-- WHAT THE EXERCISE ASKS --
Give the data a second time, exactly and in full.

Extracted records
** begin **

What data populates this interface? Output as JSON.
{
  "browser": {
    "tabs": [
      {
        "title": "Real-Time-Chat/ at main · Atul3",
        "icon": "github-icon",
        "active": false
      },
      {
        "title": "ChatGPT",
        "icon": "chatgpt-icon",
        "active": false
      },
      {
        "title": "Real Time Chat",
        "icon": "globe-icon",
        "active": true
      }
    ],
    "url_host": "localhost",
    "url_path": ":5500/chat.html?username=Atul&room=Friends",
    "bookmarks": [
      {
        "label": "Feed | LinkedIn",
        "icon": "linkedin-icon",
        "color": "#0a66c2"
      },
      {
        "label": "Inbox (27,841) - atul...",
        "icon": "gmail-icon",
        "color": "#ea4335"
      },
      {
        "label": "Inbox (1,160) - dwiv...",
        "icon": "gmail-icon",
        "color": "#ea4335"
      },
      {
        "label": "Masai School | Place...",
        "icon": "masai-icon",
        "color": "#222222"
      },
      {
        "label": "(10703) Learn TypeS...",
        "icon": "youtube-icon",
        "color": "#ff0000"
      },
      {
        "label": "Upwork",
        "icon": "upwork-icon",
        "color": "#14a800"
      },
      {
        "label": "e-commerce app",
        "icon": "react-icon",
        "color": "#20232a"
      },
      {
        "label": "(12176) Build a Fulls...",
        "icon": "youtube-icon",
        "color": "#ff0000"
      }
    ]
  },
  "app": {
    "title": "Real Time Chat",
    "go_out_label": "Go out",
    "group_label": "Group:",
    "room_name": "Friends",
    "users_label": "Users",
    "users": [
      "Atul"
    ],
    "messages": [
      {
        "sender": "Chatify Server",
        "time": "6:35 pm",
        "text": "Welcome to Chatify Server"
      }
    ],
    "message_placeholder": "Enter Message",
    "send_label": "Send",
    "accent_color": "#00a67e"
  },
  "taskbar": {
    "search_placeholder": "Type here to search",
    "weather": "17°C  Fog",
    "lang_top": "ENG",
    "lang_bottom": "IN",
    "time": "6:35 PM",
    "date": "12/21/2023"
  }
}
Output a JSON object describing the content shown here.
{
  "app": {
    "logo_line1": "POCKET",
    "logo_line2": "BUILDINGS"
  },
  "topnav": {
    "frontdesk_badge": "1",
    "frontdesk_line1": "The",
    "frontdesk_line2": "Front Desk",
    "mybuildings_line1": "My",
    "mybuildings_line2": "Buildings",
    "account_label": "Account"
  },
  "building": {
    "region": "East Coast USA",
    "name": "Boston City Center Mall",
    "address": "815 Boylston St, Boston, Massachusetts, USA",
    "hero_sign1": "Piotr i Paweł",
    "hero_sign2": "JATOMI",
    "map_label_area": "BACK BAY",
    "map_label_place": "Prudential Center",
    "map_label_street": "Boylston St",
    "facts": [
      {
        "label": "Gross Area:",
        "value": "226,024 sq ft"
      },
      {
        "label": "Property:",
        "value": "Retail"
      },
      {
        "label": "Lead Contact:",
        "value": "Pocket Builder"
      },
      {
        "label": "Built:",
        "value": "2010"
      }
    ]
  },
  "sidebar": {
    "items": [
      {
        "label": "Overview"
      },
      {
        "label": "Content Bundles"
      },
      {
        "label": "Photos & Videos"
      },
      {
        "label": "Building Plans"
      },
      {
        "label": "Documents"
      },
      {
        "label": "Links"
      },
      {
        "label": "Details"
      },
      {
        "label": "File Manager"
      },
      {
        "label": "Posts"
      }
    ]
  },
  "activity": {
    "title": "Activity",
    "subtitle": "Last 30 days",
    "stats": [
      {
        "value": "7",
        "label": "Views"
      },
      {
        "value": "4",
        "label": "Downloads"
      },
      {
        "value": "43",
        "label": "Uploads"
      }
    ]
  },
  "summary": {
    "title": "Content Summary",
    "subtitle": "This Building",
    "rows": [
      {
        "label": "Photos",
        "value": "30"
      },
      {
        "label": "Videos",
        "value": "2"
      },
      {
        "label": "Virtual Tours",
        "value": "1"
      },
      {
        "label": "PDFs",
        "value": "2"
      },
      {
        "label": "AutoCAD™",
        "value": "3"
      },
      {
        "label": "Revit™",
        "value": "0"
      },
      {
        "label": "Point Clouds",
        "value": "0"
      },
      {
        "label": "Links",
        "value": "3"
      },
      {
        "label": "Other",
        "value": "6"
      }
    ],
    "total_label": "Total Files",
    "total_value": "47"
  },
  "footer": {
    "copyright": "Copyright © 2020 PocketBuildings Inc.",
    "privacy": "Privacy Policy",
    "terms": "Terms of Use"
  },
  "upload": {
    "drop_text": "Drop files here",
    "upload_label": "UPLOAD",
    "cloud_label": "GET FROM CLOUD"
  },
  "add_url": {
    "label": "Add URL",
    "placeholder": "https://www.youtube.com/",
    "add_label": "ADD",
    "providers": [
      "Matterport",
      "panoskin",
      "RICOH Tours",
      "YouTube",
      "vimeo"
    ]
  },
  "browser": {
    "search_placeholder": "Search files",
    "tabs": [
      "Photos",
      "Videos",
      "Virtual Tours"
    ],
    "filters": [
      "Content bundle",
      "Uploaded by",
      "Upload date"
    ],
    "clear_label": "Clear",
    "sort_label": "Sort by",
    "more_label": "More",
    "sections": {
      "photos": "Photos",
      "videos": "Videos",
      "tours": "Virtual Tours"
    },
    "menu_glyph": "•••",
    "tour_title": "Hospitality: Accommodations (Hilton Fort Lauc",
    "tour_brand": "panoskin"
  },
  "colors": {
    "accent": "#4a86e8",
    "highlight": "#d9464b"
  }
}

** end **

-- RESULT OF THIS EXERCISE --
What data populates this interface? Output as JSON.
{
  "browser": {
    "tabs": [
      {
        "title": "Real-Time-Chat/ at main · Atul3",
        "icon": "github-icon",
        "active": false
      },
      {
        "title": "ChatGPT",
        "icon": "chatgpt-icon",
        "active": false
      },
      {
        "title": "Real Time Chat",
        "icon": "globe-icon",
        "active": true
      }
    ],
    "url_host": "localhost",
    "url_path": ":5500/chat.html?username=Atul&room=Friends",
    "bookmarks": [
      {
        "label": "Feed | LinkedIn",
        "icon": "linkedin-icon",
        "color": "#0a66c2"
      },
      {
        "label": "Inbox (27,841) - atul...",
        "icon": "gmail-icon",
        "color": "#ea4335"
      },
      {
        "label": "Inbox (1,160) - dwiv...",
        "icon": "gmail-icon",
        "color": "#ea4335"
      },
      {
        "label": "Masai School | Place...",
        "icon": "masai-icon",
        "color": "#222222"
      },
      {
        "label": "(10703) Learn TypeS...",
        "icon": "youtube-icon",
        "color": "#ff0000"
      },
      {
        "label": "Upwork",
        "icon": "upwork-icon",
        "color": "#14a800"
      },
      {
        "label": "e-commerce app",
        "icon": "react-icon",
        "color": "#20232a"
      },
      {
        "label": "(12176) Build a Fulls...",
        "icon": "youtube-icon",
        "color": "#ff0000"
      }
    ]
  },
  "app": {
    "title": "Real Time Chat",
    "go_out_label": "Go out",
    "group_label": "Group:",
    "room_name": "Friends",
    "users_label": "Users",
    "users": [
      "Atul"
    ],
    "messages": [
      {
        "sender": "Chatify Server",
        "time": "6:35 pm",
        "text": "Welcome to Chatify Server"
      }
    ],
    "message_placeholder": "Enter Message",
    "send_label": "Send",
    "accent_color": "#00a67e"
  },
  "taskbar": {
    "search_placeholder": "Type here to search",
    "weather": "17°C  Fog",
    "lang_top": "ENG",
    "lang_bottom": "IN",
    "time": "6:35 PM",
    "date": "12/21/2023"
  }
}
Output a JSON object describing the content shown here.
{
  "app": {
    "logo_line1": "POCKET",
    "logo_line2": "BUILDINGS"
  },
  "topnav": {
    "frontdesk_badge": "1",
    "frontdesk_line1": "The",
    "frontdesk_line2": "Front Desk",
    "mybuildings_line1": "My",
    "mybuildings_line2": "Buildings",
    "account_label": "Account"
  },
  "building": {
    "region": "East Coast USA",
    "name": "Boston City Center Mall",
    "address": "815 Boylston St, Boston, Massachusetts, USA",
    "hero_sign1": "Piotr i Paweł",
    "hero_sign2": "JATOMI",
    "map_label_area": "BACK BAY",
    "map_label_place": "Prudential Center",
    "map_label_street": "Boylston St",
    "facts": [
      {
        "label": "Gross Area:",
        "value": "226,024 sq ft"
      },
      {
        "label": "Property:",
        "value": "Retail"
      },
      {
        "label": "Lead Contact:",
        "value": "Pocket Builder"
      },
      {
        "label": "Built:",
        "value": "2010"
      }
    ]
  },
  "sidebar": {
    "items": [
      {
        "label": "Overview"
      },
      {
        "label": "Content Bundles"
      },
      {
        "label": "Photos & Videos"
      },
      {
        "label": "Building Plans"
      },
      {
        "label": "Documents"
      },
      {
        "label": "Links"
      },
      {
        "label": "Details"
      },
      {
        "label": "File Manager"
      },
      {
        "label": "Posts"
      }
    ]
  },
  "activity": {
    "title": "Activity",
    "subtitle": "Last 30 days",
    "stats": [
      {
        "value": "7",
        "label": "Views"
      },
      {
        "value": "4",
        "label": "Downloads"
      },
      {
        "value": "43",
        "label": "Uploads"
      }
    ]
  },
  "summary": {
    "title": "Content Summary",
    "subtitle": "This Building",
    "rows": [
      {
        "label": "Photos",
        "value": "30"
      },
      {
        "label": "Videos",
        "value": "2"
      },
      {
        "label": "Virtual Tours",
        "value": "1"
      },
      {
        "label": "PDFs",
        "value": "2"
      },
      {
        "label": "AutoCAD™",
        "value": "3"
      },
      {
        "label": "Revit™",
        "value": "0"
      },
      {
        "label": "Point Clouds",
        "value": "0"
      },
      {
        "label": "Links",
        "value": "3"
      },
      {
        "label": "Other",
        "value": "6"
      }
    ],
    "total_label": "Total Files",
    "total_value": "47"
  },
  "footer": {
    "copyright": "Copyright © 2020 PocketBuildings Inc.",
    "privacy": "Privacy Policy",
    "terms": "Terms of Use"
  },
  "upload": {
    "drop_text": "Drop files here",
    "upload_label": "UPLOAD",
    "cloud_label": "GET FROM CLOUD"
  },
  "add_url": {
    "label": "Add URL",
    "placeholder": "https://www.youtube.com/",
    "add_label": "ADD",
    "providers": [
      "Matterport",
      "panoskin",
      "RICOH Tours",
      "YouTube",
      "vimeo"
    ]
  },
  "browser": {
    "search_placeholder": "Search files",
    "tabs": [
      "Photos",
      "Videos",
      "Virtual Tours"
    ],
    "filters": [
      "Content bundle",
      "Uploaded by",
      "Upload date"
    ],
    "clear_label": "Clear",
    "sort_label": "Sort by",
    "more_label": "More",
    "sections": {
      "photos": "Photos",
      "videos": "Videos",
      "tours": "Virtual Tours"
    },
    "menu_glyph": "•••",
    "tour_title": "Hospitality: Accommodations (Hilton Fort Lauc",
    "tour_brand": "panoskin"
  },
  "colors": {
    "accent": "#4a86e8",
    "highlight": "#d9464b"
  }
}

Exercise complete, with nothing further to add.